• Work instructions:
All of the entries must be reproduced exactly, with no images carried over.

[start]

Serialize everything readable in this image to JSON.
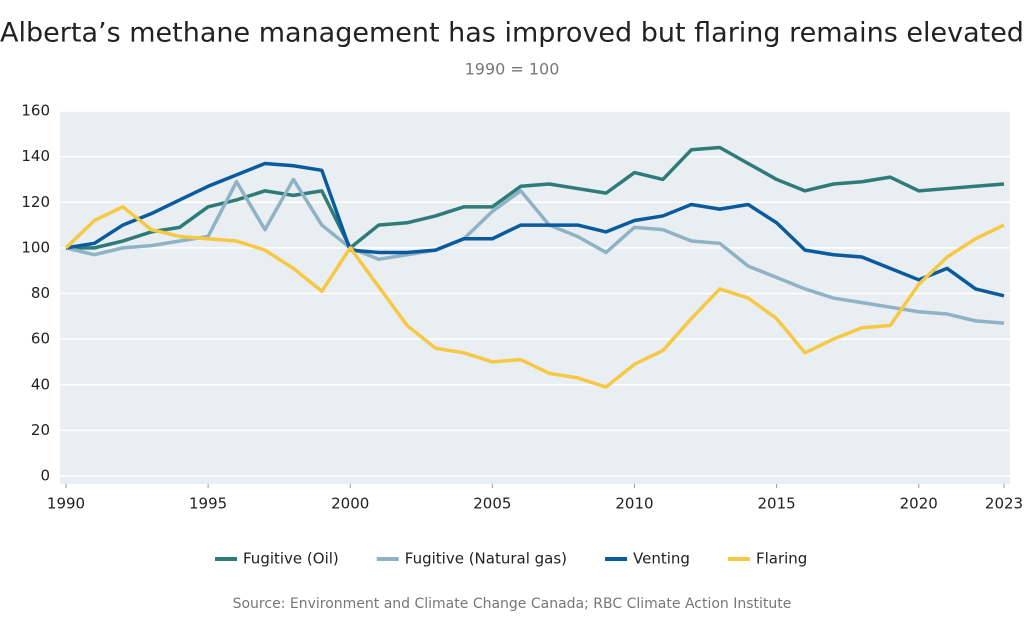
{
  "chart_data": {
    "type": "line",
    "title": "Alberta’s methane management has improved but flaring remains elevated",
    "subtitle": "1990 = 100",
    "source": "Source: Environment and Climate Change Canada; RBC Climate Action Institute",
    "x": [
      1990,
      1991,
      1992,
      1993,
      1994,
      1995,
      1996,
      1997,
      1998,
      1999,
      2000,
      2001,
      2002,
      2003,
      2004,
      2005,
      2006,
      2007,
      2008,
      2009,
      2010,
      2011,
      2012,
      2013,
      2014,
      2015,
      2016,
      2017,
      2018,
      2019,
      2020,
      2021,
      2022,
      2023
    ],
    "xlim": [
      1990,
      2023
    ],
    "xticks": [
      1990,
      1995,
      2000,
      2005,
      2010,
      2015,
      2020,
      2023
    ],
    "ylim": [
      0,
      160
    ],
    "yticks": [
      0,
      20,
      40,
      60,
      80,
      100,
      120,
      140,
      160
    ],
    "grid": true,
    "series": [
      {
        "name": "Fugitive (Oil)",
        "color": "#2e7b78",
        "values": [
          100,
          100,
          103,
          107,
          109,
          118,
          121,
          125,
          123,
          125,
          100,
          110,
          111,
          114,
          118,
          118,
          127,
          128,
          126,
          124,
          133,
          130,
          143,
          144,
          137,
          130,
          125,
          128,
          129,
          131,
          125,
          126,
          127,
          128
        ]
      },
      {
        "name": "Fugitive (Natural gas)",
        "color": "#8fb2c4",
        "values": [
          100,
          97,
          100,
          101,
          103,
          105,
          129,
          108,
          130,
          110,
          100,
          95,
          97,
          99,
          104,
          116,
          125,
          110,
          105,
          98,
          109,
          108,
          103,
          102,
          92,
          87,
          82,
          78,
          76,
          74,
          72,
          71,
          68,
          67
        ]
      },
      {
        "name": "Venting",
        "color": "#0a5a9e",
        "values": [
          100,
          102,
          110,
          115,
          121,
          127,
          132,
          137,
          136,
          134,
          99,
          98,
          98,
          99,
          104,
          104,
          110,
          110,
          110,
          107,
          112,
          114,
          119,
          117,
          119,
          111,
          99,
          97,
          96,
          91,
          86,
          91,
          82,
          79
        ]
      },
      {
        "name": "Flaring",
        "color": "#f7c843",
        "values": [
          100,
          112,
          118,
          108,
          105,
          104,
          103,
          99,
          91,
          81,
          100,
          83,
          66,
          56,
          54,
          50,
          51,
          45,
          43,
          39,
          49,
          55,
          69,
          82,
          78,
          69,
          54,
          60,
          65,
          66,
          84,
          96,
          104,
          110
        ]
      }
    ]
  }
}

[end]

• Output for this exercise:
Serialize everything readable in this image to JSON.
{
  "chart_data": {
    "type": "line",
    "title": "Alberta’s methane management has improved but flaring remains elevated",
    "subtitle": "1990 = 100",
    "source": "Source: Environment and Climate Change Canada; RBC Climate Action Institute",
    "x": [
      1990,
      1991,
      1992,
      1993,
      1994,
      1995,
      1996,
      1997,
      1998,
      1999,
      2000,
      2001,
      2002,
      2003,
      2004,
      2005,
      2006,
      2007,
      2008,
      2009,
      2010,
      2011,
      2012,
      2013,
      2014,
      2015,
      2016,
      2017,
      2018,
      2019,
      2020,
      2021,
      2022,
      2023
    ],
    "xlim": [
      1990,
      2023
    ],
    "xticks": [
      1990,
      1995,
      2000,
      2005,
      2010,
      2015,
      2020,
      2023
    ],
    "ylim": [
      0,
      160
    ],
    "yticks": [
      0,
      20,
      40,
      60,
      80,
      100,
      120,
      140,
      160
    ],
    "grid": true,
    "series": [
      {
        "name": "Fugitive (Oil)",
        "color": "#2e7b78",
        "values": [
          100,
          100,
          103,
          107,
          109,
          118,
          121,
          125,
          123,
          125,
          100,
          110,
          111,
          114,
          118,
          118,
          127,
          128,
          126,
          124,
          133,
          130,
          143,
          144,
          137,
          130,
          125,
          128,
          129,
          131,
          125,
          126,
          127,
          128
        ]
      },
      {
        "name": "Fugitive (Natural gas)",
        "color": "#8fb2c4",
        "values": [
          100,
          97,
          100,
          101,
          103,
          105,
          129,
          108,
          130,
          110,
          100,
          95,
          97,
          99,
          104,
          116,
          125,
          110,
          105,
          98,
          109,
          108,
          103,
          102,
          92,
          87,
          82,
          78,
          76,
          74,
          72,
          71,
          68,
          67
        ]
      },
      {
        "name": "Venting",
        "color": "#0a5a9e",
        "values": [
          100,
          102,
          110,
          115,
          121,
          127,
          132,
          137,
          136,
          134,
          99,
          98,
          98,
          99,
          104,
          104,
          110,
          110,
          110,
          107,
          112,
          114,
          119,
          117,
          119,
          111,
          99,
          97,
          96,
          91,
          86,
          91,
          82,
          79
        ]
      },
      {
        "name": "Flaring",
        "color": "#f7c843",
        "values": [
          100,
          112,
          118,
          108,
          105,
          104,
          103,
          99,
          91,
          81,
          100,
          83,
          66,
          56,
          54,
          50,
          51,
          45,
          43,
          39,
          49,
          55,
          69,
          82,
          78,
          69,
          54,
          60,
          65,
          66,
          84,
          96,
          104,
          110
        ]
      }
    ]
  }
}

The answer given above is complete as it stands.